OBJECTIVE –
From the listing, collect all lines containing the word "image".
**** DATA TO USE ****
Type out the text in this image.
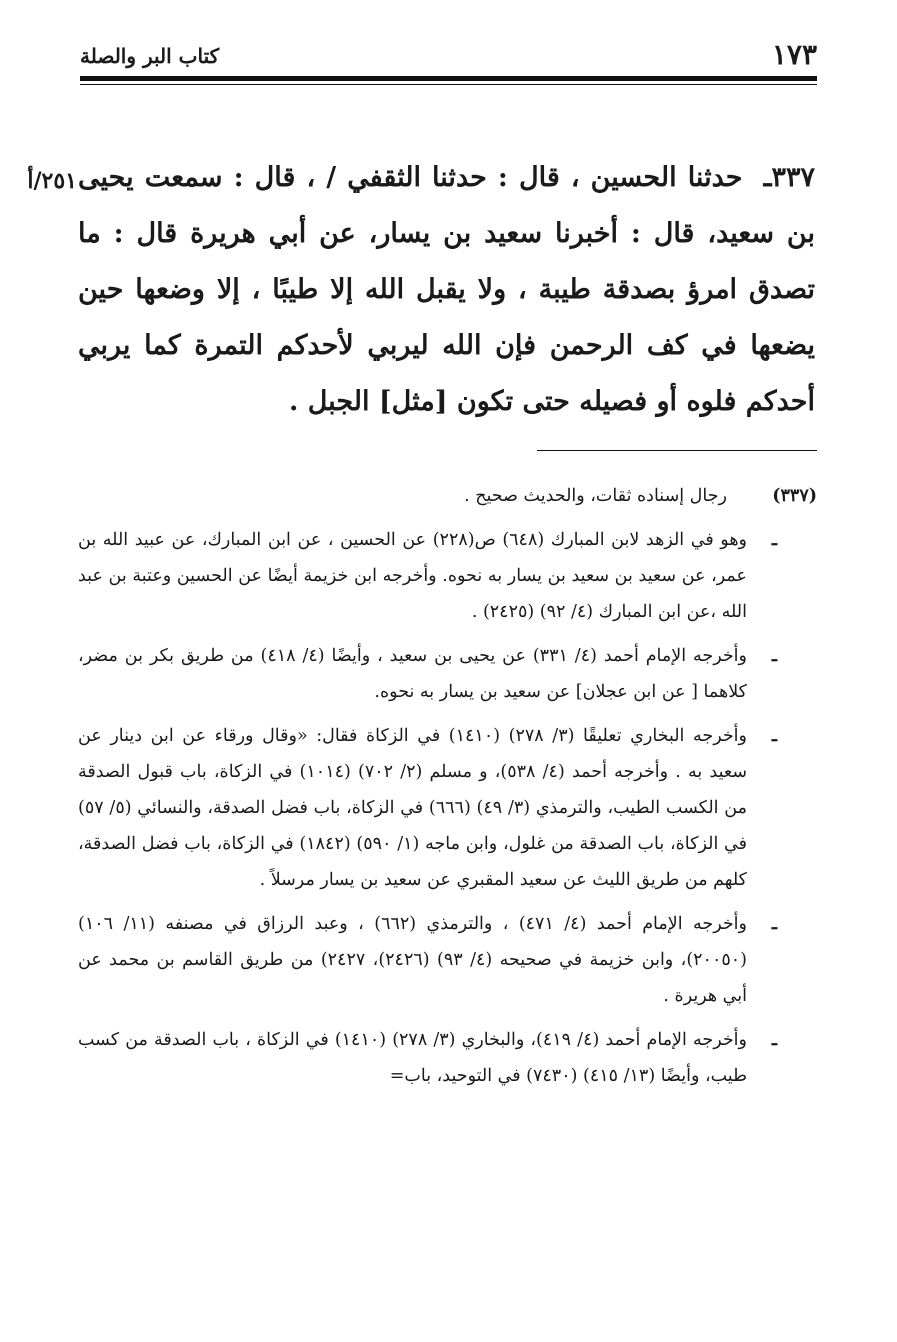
١٧٣
كتاب البر والصلة
٢٥١/أ	٣٣٧ـ حدثنا الحسين ، قال : حدثنا الثقفي / ، قال : سمعت يحيى بن سعيد، قال : أخبرنا سعيد بن يسار، عن أبي هريرة قال : ما تصدق امرؤ بصدقة طيبة ، ولا يقبل الله إلا طيبًا ، إلا وضعها حين يضعها في كف الرحمن فإن الله ليربي لأحدكم التمرة كما يربي أحدكم فلوه أو فصيله حتى تكون [مثل] الجبل .
(٣٣٧)
رجال إسناده ثقات، والحديث صحيح .
ـ
وهو في الزهد لابن المبارك (٦٤٨) ص(٢٢٨) عن الحسين ، عن ابن المبارك، عن عبيد الله بن عمر، عن سعيد بن سعيد بن يسار به نحوه. وأخرجه ابن خزيمة أيضًا عن الحسين وعتبة بن عبد الله ،عن ابن المبارك (٤/ ٩٢) (٢٤٢٥) .
ـ
وأخرجه الإمام أحمد (٤/ ٣٣١) عن يحيى بن سعيد ، وأيضًا (٤/ ٤١٨) من طريق بكر بن مضر، كلاهما [ عن ابن عجلان] عن سعيد بن يسار به نحوه.
ـ
وأخرجه البخاري تعليقًا (٣/ ٢٧٨) (١٤١٠) في الزكاة فقال: «وقال ورقاء عن ابن دينار عن سعيد به . وأخرجه أحمد (٤/ ٥٣٨)، و مسلم (٢/ ٧٠٢) (١٠١٤) في الزكاة، باب قبول الصدقة من الكسب الطيب، والترمذي (٣/ ٤٩) (٦٦٦) في الزكاة، باب فضل الصدقة، والنسائي (٥/ ٥٧) في الزكاة، باب الصدقة من غلول، وابن ماجه (١/ ٥٩٠) (١٨٤٢) في الزكاة، باب فضل الصدقة، كلهم من طريق الليث عن سعيد المقبري عن سعيد بن يسار مرسلاً .
ـ
وأخرجه الإمام أحمد (٤/ ٤٧١) ، والترمذي (٦٦٢) ، وعبد الرزاق في مصنفه (١١/ ١٠٦) (٢٠٠٥٠)، وابن خزيمة في صحيحه (٤/ ٩٣) (٢٤٢٦)، ٢٤٢٧) من طريق القاسم بن محمد عن أبي هريرة .
ـ
وأخرجه الإمام أحمد (٤/ ٤١٩)، والبخاري (٣/ ٢٧٨) (١٤١٠) في الزكاة ، باب الصدقة من كسب طيب، وأيضًا (١٣/ ٤١٥) (٧٤٣٠) في التوحيد، باب=
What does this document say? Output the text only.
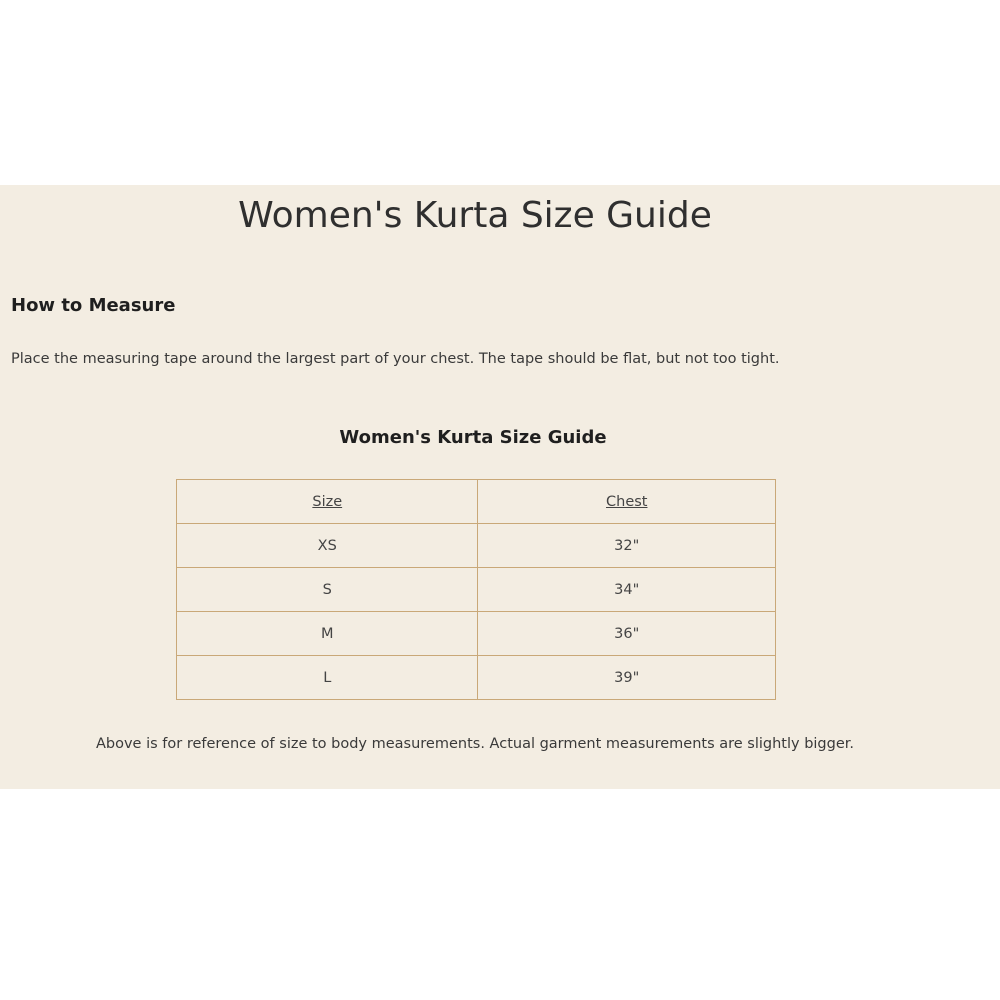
Women's Kurta Size Guide
How to Measure

Place the measuring tape around the largest part of your chest. The tape should be flat, but not too tight.

Women's Kurta Size Guide
Size	Chest
XS	32"
S	34"
M	36"
L	39"

Above is for reference of size to body measurements. Actual garment measurements are slightly bigger.
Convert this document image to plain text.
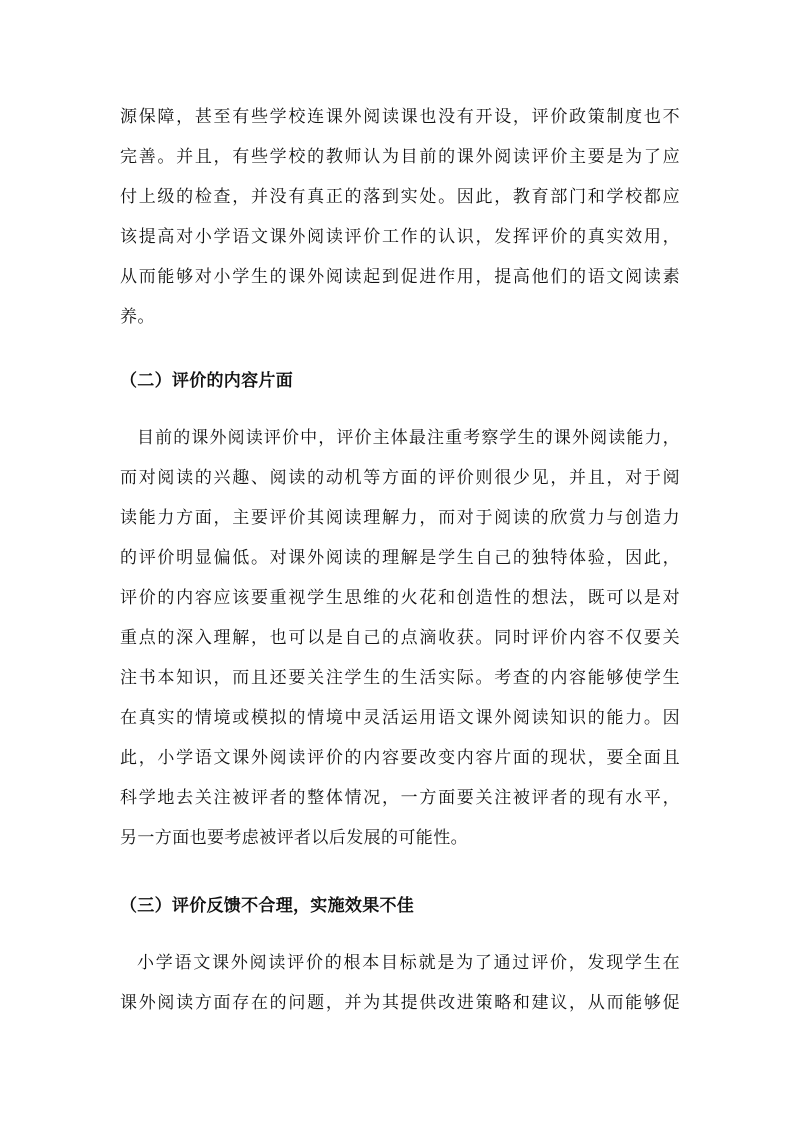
源保障，甚至有些学校连课外阅读课也没有开设，评价政策制度也不
完善。并且，有些学校的教师认为目前的课外阅读评价主要是为了应
付上级的检查，并没有真正的落到实处。因此，教育部门和学校都应
该提高对小学语文课外阅读评价工作的认识，发挥评价的真实效用，
从而能够对小学生的课外阅读起到促进作用，提高他们的语文阅读素
养。
（二）评价的内容片面
目前的课外阅读评价中，评价主体最注重考察学生的课外阅读能力，
而对阅读的兴趣、阅读的动机等方面的评价则很少见，并且，对于阅
读能力方面，主要评价其阅读理解力，而对于阅读的欣赏力与创造力
的评价明显偏低。对课外阅读的理解是学生自己的独特体验，因此，
评价的内容应该要重视学生思维的火花和创造性的想法，既可以是对
重点的深入理解，也可以是自己的点滴收获。同时评价内容不仅要关
注书本知识，而且还要关注学生的生活实际。考查的内容能够使学生
在真实的情境或模拟的情境中灵活运用语文课外阅读知识的能力。因
此，小学语文课外阅读评价的内容要改变内容片面的现状，要全面且
科学地去关注被评者的整体情况，一方面要关注被评者的现有水平，
另一方面也要考虑被评者以后发展的可能性。
（三）评价反馈不合理，实施效果不佳
小学语文课外阅读评价的根本目标就是为了通过评价，发现学生在
课外阅读方面存在的问题，并为其提供改进策略和建议，从而能够促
****
EXERCISE RESPONSE –
Type out the text in this image.
Convert this document image to plain text.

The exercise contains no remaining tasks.